TASK BRIEF: Show every line where "quali" occurs.

Saved data entries:
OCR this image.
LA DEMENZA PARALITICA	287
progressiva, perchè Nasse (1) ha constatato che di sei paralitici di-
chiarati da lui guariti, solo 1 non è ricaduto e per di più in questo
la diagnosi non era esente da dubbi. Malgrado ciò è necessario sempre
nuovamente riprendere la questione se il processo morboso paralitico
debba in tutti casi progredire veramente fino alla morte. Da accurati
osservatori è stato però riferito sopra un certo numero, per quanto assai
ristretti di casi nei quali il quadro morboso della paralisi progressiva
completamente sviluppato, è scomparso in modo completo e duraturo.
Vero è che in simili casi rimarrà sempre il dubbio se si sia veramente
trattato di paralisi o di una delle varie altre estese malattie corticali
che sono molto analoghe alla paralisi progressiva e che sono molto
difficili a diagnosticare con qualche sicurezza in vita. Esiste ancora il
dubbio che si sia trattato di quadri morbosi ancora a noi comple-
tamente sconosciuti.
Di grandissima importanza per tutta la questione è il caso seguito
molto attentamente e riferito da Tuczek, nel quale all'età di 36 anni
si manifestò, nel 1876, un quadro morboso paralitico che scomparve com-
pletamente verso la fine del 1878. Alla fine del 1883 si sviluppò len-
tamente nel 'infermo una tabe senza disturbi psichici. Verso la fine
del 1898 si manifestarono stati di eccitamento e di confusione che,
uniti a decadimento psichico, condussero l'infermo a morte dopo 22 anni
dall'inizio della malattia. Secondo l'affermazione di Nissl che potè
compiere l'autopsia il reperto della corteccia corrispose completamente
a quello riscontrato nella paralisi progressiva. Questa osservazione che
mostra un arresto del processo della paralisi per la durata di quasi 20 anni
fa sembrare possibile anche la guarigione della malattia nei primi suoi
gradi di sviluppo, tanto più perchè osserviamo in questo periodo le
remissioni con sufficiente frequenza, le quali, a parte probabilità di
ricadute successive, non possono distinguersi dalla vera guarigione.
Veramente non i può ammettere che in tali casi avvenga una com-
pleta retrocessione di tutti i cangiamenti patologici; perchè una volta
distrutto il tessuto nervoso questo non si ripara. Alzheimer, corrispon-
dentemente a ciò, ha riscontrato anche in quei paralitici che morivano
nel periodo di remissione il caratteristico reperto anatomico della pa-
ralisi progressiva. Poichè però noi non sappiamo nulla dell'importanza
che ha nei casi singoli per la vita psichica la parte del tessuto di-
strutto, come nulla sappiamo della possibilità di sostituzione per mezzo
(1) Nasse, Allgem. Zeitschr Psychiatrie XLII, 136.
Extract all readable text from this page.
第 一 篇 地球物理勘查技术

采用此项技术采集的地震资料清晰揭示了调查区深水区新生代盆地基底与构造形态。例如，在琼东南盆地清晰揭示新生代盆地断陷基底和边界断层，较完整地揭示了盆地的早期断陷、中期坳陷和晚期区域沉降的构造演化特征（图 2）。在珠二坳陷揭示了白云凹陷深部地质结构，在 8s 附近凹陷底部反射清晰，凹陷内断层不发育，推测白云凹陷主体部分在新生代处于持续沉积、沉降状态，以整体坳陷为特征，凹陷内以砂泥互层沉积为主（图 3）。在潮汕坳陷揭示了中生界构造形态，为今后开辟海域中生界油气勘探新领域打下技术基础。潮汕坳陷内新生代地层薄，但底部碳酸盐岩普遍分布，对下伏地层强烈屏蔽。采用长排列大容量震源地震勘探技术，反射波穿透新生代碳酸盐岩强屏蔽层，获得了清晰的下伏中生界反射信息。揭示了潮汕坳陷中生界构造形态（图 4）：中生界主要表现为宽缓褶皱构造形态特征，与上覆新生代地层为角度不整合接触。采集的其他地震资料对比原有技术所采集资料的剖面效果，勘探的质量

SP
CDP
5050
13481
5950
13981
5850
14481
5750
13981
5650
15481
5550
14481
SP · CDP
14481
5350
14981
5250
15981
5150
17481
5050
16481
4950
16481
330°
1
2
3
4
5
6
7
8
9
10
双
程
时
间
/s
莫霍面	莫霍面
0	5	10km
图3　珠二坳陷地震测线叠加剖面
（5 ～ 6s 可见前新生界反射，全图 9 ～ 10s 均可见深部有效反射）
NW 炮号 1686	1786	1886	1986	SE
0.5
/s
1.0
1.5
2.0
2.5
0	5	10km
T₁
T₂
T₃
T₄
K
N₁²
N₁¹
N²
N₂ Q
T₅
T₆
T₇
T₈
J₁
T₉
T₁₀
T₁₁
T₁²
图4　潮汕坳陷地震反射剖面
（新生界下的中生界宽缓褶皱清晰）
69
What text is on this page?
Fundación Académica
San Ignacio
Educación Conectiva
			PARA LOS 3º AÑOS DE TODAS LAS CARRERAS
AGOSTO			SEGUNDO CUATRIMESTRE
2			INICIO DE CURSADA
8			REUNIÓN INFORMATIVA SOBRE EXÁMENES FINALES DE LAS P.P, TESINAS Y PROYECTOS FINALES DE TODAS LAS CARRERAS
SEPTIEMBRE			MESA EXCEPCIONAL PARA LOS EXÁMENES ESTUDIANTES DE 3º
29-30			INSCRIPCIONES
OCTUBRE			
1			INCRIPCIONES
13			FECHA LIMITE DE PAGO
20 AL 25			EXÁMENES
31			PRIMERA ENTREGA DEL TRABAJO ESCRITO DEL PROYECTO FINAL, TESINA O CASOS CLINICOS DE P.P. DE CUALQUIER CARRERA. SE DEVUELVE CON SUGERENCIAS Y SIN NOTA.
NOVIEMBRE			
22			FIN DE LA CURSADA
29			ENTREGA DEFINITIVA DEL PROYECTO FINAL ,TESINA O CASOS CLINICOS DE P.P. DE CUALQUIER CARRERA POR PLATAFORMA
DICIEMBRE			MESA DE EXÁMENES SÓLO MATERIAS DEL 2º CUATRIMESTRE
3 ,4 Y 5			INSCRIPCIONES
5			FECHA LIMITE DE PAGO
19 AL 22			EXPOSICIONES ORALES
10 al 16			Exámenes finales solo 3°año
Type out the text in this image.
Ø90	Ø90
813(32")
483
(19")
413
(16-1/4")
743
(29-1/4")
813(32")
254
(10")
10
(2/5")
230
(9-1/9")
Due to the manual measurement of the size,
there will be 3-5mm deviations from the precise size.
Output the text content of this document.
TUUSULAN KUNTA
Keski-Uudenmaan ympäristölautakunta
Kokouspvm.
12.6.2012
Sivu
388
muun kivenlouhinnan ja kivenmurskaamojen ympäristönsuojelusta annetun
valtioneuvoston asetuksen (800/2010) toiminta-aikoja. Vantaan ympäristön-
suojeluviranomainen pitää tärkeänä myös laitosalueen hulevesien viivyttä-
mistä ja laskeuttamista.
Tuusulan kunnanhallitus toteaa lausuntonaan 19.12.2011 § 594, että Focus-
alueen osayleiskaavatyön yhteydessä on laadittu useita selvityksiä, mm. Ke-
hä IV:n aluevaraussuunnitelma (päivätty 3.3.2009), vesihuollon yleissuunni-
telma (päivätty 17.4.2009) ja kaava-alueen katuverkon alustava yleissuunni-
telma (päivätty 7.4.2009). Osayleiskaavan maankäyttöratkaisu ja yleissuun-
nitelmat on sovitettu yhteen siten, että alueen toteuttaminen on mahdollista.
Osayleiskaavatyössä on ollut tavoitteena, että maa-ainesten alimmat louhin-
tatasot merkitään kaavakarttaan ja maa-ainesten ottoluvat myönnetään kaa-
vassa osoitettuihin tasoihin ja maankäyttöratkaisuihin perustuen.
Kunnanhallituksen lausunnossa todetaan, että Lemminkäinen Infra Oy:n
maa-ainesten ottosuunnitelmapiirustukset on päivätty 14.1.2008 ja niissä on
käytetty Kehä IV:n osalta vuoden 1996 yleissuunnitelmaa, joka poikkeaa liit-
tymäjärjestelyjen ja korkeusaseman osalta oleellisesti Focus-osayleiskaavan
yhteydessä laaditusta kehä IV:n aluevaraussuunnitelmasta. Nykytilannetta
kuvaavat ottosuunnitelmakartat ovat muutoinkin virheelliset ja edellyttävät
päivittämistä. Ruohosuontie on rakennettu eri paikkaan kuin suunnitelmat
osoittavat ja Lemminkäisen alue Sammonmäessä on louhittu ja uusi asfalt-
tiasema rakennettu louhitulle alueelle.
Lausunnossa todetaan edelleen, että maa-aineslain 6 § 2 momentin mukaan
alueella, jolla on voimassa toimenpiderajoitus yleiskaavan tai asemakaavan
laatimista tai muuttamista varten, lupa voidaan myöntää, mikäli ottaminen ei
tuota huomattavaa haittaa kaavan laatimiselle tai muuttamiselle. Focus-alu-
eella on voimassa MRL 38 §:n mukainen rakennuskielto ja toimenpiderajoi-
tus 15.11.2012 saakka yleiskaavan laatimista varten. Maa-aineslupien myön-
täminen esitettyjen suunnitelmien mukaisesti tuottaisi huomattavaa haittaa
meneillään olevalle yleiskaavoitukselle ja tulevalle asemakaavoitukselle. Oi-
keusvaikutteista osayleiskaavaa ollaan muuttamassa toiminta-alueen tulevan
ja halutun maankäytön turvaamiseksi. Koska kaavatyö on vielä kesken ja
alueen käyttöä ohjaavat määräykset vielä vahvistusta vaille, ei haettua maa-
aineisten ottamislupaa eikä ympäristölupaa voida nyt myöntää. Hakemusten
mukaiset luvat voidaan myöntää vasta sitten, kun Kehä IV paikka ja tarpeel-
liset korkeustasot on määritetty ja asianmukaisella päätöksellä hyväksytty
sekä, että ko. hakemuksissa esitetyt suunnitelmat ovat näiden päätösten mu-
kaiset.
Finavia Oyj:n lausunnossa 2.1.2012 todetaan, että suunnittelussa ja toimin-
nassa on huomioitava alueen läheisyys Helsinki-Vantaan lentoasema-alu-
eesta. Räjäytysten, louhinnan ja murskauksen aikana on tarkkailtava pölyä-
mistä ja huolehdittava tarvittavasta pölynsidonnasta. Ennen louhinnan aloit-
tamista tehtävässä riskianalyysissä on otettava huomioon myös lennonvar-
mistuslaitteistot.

TASK RESULT:
ristretti di casi nei quali il quadro morboso della paralisi progressiva
remissioni con sufficiente frequenza, le quali, a parte probabilità di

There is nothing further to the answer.